▶ _Excerpted data_:

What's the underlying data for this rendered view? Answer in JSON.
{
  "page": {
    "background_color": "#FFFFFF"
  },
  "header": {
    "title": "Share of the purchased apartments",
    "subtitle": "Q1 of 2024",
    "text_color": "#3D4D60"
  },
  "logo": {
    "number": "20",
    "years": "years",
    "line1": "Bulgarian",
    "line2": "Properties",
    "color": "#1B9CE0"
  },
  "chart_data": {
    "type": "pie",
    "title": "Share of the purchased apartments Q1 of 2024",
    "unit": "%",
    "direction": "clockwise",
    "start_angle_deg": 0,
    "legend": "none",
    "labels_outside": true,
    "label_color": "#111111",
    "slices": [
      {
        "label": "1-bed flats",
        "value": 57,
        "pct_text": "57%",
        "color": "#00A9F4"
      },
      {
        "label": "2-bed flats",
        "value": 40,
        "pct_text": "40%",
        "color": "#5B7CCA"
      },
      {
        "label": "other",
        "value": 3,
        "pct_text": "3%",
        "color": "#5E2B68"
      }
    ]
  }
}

▶ _Short problem_: Quote each line of the listing above exactly.

▶ _Expected answer_:
What's the underlying data for this rendered view? Answer in JSON.
{
  "page": {
    "background_color": "#FFFFFF"
  },
  "header": {
    "title": "Share of the purchased apartments",
    "subtitle": "Q1 of 2024",
    "text_color": "#3D4D60"
  },
  "logo": {
    "number": "20",
    "years": "years",
    "line1": "Bulgarian",
    "line2": "Properties",
    "color": "#1B9CE0"
  },
  "chart_data": {
    "type": "pie",
    "title": "Share of the purchased apartments Q1 of 2024",
    "unit": "%",
    "direction": "clockwise",
    "start_angle_deg": 0,
    "legend": "none",
    "labels_outside": true,
    "label_color": "#111111",
    "slices": [
      {
        "label": "1-bed flats",
        "value": 57,
        "pct_text": "57%",
        "color": "#00A9F4"
      },
      {
        "label": "2-bed flats",
        "value": 40,
        "pct_text": "40%",
        "color": "#5B7CCA"
      },
      {
        "label": "other",
        "value": 3,
        "pct_text": "3%",
        "color": "#5E2B68"
      }
    ]
  }
}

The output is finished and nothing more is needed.